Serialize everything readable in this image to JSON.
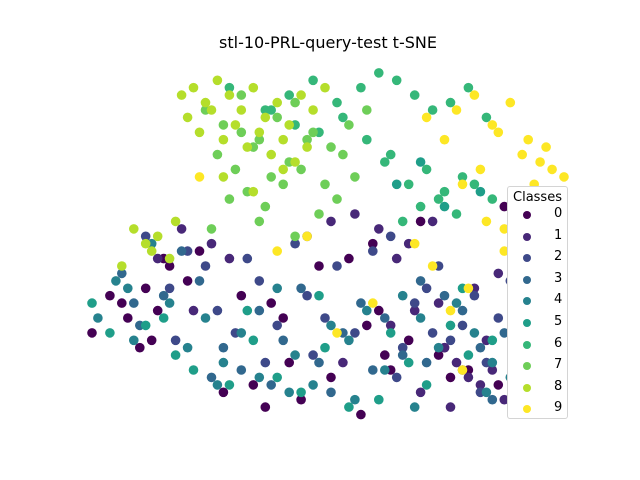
{
  "chart_data": {
    "type": "scatter",
    "title": "stl-10-PRL-query-test t-SNE",
    "xlabel": "",
    "ylabel": "",
    "axes_visible": false,
    "grid": false,
    "legend": {
      "title": "Classes",
      "placement": "right"
    },
    "series": [
      {
        "name": "0",
        "color": "#440154",
        "x": [
          -38,
          -35,
          -41,
          -33,
          -36,
          -30,
          -31,
          -16,
          -11,
          -9,
          -25,
          -23,
          -28,
          -29,
          -32,
          -3,
          2,
          6,
          8,
          9,
          -1,
          -6,
          12,
          17,
          19,
          5,
          7,
          -14,
          -19,
          -8,
          -12,
          4,
          22,
          27,
          18,
          14,
          28
        ],
        "y": [
          -3,
          -6,
          -8,
          -10,
          -4,
          -5,
          -9,
          -3,
          -4,
          -6,
          -1,
          3,
          1,
          2,
          -2,
          1,
          2,
          4,
          -11,
          -13,
          -14,
          -17,
          -9,
          -11,
          -14,
          -7,
          -5,
          -15,
          -16,
          -12,
          -18,
          -19,
          -13,
          -15,
          -10,
          7,
          9
        ]
      },
      {
        "name": "1",
        "color": "#482878",
        "x": [
          -26,
          -21,
          -18,
          -5,
          -1,
          3,
          7,
          10,
          12,
          16,
          18,
          20,
          22,
          24,
          26,
          28,
          30,
          32,
          34,
          36,
          -30,
          -24,
          1,
          14,
          19,
          21,
          25,
          29,
          31,
          35,
          9,
          13,
          17,
          23,
          27,
          33
        ],
        "y": [
          6,
          4,
          2,
          5,
          7,
          8,
          6,
          2,
          4,
          7,
          -10,
          -12,
          -14,
          -15,
          -13,
          -17,
          -16,
          -18,
          -11,
          -14,
          2,
          -5,
          -12,
          -16,
          -18,
          -13,
          -9,
          -8,
          -3,
          -6,
          -7,
          -5,
          -4,
          -2,
          0,
          -10
        ]
      },
      {
        "name": "2",
        "color": "#3e4989",
        "x": [
          -28,
          -25,
          -22,
          -20,
          -17,
          -15,
          -13,
          -10,
          -7,
          -5,
          -2,
          0,
          3,
          6,
          9,
          11,
          13,
          15,
          17,
          19,
          21,
          23,
          25,
          27,
          29,
          31,
          -32,
          -27,
          -12,
          -4,
          10,
          16,
          24,
          33
        ],
        "y": [
          -2,
          3,
          1,
          -5,
          -8,
          2,
          -1,
          -7,
          4,
          -3,
          -6,
          1,
          -8,
          3,
          5,
          -10,
          -4,
          -2,
          1,
          -9,
          -7,
          -3,
          -12,
          -6,
          -1,
          -15,
          5,
          -9,
          -12,
          -11,
          -14,
          -8,
          -16,
          -4
        ]
      },
      {
        "name": "3",
        "color": "#31688e",
        "x": [
          -36,
          -33,
          -29,
          -26,
          -23,
          -19,
          -16,
          -13,
          -9,
          -6,
          -3,
          1,
          4,
          8,
          11,
          14,
          18,
          21,
          24,
          28,
          31,
          -34,
          -21,
          -11,
          -1,
          6,
          15,
          26
        ],
        "y": [
          0,
          -7,
          -3,
          3,
          -1,
          -10,
          -13,
          -5,
          -9,
          -2,
          -12,
          -8,
          -4,
          -6,
          -11,
          -1,
          -3,
          -5,
          -10,
          -8,
          -7,
          -4,
          -14,
          -15,
          -16,
          -13,
          -12,
          -17
        ]
      },
      {
        "name": "4",
        "color": "#26828e",
        "x": [
          -40,
          -37,
          -34,
          -31,
          -28,
          -25,
          -22,
          -19,
          -16,
          -13,
          -10,
          -7,
          -4,
          -1,
          2,
          5,
          8,
          11,
          14,
          17,
          20,
          23,
          26,
          29,
          32,
          -35,
          -20,
          -8,
          3,
          13,
          25
        ],
        "y": [
          -6,
          -1,
          -9,
          4,
          -4,
          -10,
          -6,
          -12,
          -8,
          -14,
          -2,
          -11,
          -15,
          -7,
          -9,
          -5,
          -13,
          -3,
          -6,
          -10,
          -4,
          -8,
          -12,
          -14,
          -11,
          -2,
          -15,
          -16,
          -17,
          -18,
          -16
        ]
      },
      {
        "name": "5",
        "color": "#1f9e89",
        "x": [
          -41,
          -38,
          -32,
          -27,
          -24,
          -18,
          -14,
          -10,
          -6,
          -2,
          2,
          7,
          12,
          15,
          19,
          22,
          26,
          30,
          34,
          37,
          -29,
          -15,
          -3,
          9,
          21,
          31,
          10,
          14,
          18,
          24
        ],
        "y": [
          -4,
          -8,
          -7,
          -11,
          -13,
          -15,
          -9,
          -14,
          -16,
          -10,
          -18,
          -17,
          -12,
          -15,
          -7,
          -11,
          -9,
          -13,
          -14,
          -16,
          -6,
          -5,
          -3,
          -8,
          -2,
          -10,
          12,
          15,
          9,
          11
        ]
      },
      {
        "name": "6",
        "color": "#35b779",
        "x": [
          -18,
          -12,
          -8,
          -4,
          0,
          4,
          7,
          10,
          13,
          16,
          19,
          22,
          25,
          12,
          15,
          18,
          21,
          8,
          5,
          1,
          -3,
          -7,
          -11,
          14,
          17,
          20,
          23,
          26,
          11,
          9
        ],
        "y": [
          25,
          22,
          24,
          26,
          23,
          25,
          27,
          26,
          24,
          22,
          23,
          25,
          21,
          12,
          14,
          11,
          13,
          15,
          18,
          21,
          19,
          20,
          22,
          9,
          10,
          8,
          12,
          10,
          7,
          16
        ]
      },
      {
        "name": "7",
        "color": "#6ece58",
        "x": [
          -22,
          -19,
          -16,
          -13,
          -10,
          -7,
          -4,
          -1,
          2,
          5,
          -20,
          -17,
          -14,
          -11,
          -8,
          -5,
          -2,
          1,
          -18,
          -15,
          -12,
          -9,
          -6,
          -3,
          -21,
          -13,
          -7,
          0,
          3,
          -16
        ],
        "y": [
          22,
          20,
          24,
          18,
          21,
          23,
          19,
          17,
          20,
          22,
          16,
          14,
          17,
          13,
          15,
          18,
          12,
          16,
          10,
          11,
          9,
          12,
          14,
          8,
          6,
          7,
          5,
          10,
          13,
          19
        ]
      },
      {
        "name": "8",
        "color": "#b5de2b",
        "x": [
          -26,
          -24,
          -22,
          -20,
          -18,
          -16,
          -14,
          -12,
          -10,
          -8,
          -6,
          -4,
          -2,
          -25,
          -23,
          -21,
          -19,
          -17,
          -15,
          -13,
          -11,
          -9,
          -7,
          -5,
          -34,
          -32,
          -30,
          -28,
          -36,
          -31,
          -27,
          -19,
          -14,
          -9
        ],
        "y": [
          24,
          25,
          23,
          26,
          24,
          22,
          25,
          21,
          23,
          20,
          24,
          22,
          25,
          21,
          19,
          22,
          18,
          20,
          17,
          19,
          16,
          18,
          15,
          17,
          6,
          4,
          5,
          2,
          1,
          3,
          7,
          13,
          11,
          14
        ]
      },
      {
        "name": "9",
        "color": "#fde725",
        "x": [
          20,
          23,
          26,
          29,
          32,
          34,
          36,
          35,
          33,
          31,
          38,
          37,
          30,
          27,
          24,
          21,
          18,
          15,
          25,
          28,
          22,
          19,
          16,
          13,
          -23,
          -10,
          -5,
          0,
          6,
          28,
          33,
          21
        ],
        "y": [
          22,
          24,
          20,
          23,
          18,
          15,
          14,
          17,
          12,
          16,
          13,
          10,
          11,
          19,
          14,
          12,
          18,
          21,
          7,
          6,
          -2,
          -5,
          1,
          4,
          13,
          3,
          5,
          -8,
          -4,
          3,
          -11,
          -13
        ]
      }
    ],
    "xlim": [
      -43,
      40
    ],
    "ylim": [
      -20,
      29
    ]
  }
}
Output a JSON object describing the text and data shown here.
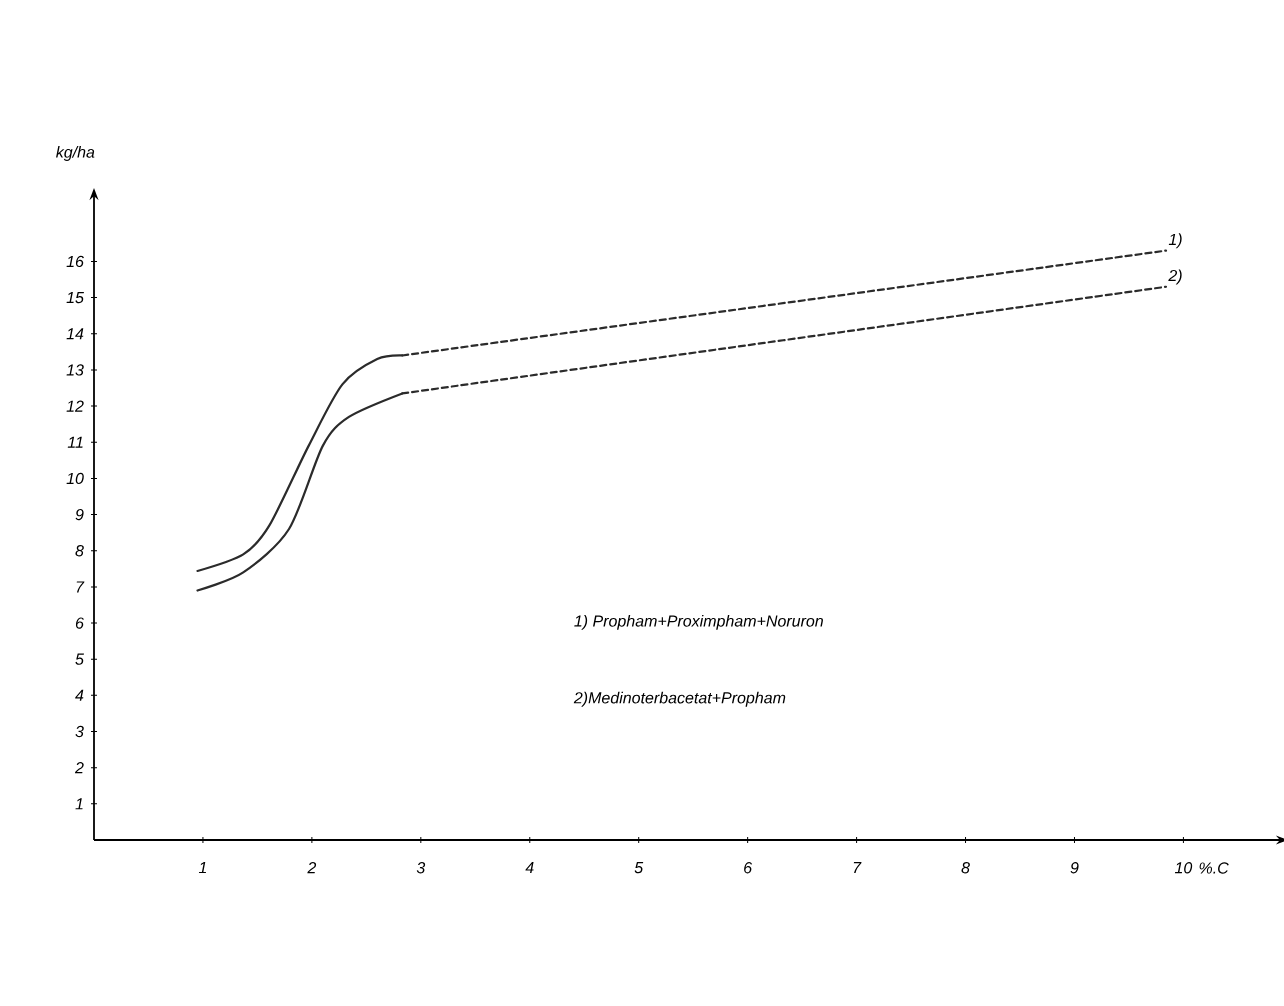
★ ★ ★ ★ ★
## PROBLEM DESCRIPTION
Count every line in the entries above where the word "JSON" appears; respond with the number alone.

## OUTPUT BELOW
2